DATA SUPPLIED:
==*==

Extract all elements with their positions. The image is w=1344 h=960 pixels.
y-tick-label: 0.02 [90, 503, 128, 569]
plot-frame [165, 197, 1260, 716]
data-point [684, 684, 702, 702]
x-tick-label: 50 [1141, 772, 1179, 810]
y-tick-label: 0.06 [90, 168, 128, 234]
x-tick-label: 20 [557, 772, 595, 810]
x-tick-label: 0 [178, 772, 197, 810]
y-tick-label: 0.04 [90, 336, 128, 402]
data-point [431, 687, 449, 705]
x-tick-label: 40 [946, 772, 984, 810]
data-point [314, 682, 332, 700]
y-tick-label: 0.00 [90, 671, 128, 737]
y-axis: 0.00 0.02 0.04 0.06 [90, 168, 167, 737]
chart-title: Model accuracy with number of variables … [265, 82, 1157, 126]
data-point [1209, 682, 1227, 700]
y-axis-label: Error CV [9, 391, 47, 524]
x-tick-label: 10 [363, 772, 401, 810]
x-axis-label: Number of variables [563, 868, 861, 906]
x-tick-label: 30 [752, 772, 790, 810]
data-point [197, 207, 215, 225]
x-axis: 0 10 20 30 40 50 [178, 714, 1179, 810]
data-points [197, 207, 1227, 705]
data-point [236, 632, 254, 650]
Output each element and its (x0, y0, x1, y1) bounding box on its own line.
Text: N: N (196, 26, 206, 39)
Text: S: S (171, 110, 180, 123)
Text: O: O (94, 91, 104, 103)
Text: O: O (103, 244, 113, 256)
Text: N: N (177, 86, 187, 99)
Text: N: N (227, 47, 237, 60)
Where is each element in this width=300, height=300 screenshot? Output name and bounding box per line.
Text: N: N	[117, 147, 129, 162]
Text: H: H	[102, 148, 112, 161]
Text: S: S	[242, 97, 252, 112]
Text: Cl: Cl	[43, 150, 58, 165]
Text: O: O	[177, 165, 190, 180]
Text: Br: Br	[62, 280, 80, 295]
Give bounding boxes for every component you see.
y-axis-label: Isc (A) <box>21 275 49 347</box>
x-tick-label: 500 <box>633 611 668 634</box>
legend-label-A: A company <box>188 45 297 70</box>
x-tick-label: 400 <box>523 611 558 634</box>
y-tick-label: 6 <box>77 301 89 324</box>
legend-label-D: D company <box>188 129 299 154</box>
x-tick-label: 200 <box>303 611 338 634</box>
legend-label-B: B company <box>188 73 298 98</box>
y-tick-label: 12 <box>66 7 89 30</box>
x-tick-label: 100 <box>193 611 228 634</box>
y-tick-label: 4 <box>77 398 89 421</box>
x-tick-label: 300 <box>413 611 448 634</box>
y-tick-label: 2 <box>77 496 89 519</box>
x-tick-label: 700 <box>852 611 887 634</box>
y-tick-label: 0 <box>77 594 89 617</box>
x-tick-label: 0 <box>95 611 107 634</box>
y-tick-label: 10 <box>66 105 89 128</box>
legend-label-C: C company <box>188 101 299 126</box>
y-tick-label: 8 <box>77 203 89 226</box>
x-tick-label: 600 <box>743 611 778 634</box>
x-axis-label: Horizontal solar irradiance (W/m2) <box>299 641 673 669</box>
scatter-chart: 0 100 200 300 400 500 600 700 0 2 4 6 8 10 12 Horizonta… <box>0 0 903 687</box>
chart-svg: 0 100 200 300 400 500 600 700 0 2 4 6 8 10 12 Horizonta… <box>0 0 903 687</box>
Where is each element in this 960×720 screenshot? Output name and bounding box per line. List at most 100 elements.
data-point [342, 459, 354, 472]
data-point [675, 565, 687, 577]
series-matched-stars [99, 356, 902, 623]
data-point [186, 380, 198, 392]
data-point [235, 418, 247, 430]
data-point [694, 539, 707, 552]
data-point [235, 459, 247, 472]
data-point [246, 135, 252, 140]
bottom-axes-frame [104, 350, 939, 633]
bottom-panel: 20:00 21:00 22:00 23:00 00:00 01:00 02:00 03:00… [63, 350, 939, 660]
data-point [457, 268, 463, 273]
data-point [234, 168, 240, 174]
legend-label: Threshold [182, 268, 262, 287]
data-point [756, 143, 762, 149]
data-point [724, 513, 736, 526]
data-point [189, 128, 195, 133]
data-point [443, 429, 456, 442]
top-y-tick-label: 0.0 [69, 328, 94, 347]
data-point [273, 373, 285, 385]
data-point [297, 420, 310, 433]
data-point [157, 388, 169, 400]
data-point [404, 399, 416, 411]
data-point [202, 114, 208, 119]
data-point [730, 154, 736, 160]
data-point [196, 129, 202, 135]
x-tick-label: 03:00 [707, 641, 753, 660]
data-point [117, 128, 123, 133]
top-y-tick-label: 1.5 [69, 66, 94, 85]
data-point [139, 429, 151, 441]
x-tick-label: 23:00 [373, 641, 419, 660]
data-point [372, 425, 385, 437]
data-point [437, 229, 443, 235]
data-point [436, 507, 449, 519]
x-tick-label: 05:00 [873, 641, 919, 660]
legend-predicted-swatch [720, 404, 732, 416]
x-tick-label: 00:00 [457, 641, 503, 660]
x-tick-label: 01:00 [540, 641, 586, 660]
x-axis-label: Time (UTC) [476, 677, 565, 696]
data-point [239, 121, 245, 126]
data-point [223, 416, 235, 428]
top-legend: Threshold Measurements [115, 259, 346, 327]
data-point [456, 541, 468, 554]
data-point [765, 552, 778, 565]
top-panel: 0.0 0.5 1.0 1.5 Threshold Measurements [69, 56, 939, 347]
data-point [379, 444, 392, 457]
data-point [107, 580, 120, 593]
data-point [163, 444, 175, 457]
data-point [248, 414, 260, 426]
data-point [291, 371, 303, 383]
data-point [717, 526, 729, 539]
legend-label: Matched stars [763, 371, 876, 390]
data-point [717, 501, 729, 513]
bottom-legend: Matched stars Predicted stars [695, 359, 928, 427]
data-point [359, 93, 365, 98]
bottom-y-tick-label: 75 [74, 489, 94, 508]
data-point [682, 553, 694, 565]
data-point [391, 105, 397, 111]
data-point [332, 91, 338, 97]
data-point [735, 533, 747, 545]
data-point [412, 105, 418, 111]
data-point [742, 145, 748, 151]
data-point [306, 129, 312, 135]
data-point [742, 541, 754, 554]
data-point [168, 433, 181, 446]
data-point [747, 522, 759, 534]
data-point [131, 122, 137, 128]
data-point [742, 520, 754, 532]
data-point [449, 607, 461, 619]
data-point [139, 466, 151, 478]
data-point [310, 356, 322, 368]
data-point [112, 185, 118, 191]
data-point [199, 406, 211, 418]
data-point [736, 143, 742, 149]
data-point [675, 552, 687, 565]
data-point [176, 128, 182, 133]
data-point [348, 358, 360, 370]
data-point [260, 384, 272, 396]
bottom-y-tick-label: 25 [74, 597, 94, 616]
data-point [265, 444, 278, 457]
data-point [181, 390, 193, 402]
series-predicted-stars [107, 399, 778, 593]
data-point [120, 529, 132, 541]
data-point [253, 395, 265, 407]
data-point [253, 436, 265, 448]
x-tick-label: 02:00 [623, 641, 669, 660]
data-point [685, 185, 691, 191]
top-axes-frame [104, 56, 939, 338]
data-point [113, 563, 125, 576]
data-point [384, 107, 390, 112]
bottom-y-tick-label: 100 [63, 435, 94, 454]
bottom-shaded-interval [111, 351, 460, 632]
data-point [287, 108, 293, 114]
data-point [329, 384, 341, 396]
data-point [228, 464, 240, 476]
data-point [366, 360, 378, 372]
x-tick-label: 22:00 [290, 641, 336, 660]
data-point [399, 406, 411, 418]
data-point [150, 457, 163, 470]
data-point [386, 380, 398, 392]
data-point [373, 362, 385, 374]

==*==

TASK TO CARRY OUT: Which lines in the listing above contain the string "stars", with case counting? Copy each of those lines in full.

THE SOLUTION:
series-matched-stars [99, 356, 902, 623]
legend-label: Matched stars [763, 371, 876, 390]
bottom-legend: Matched stars Predicted stars [695, 359, 928, 427]
series-predicted-stars [107, 399, 778, 593]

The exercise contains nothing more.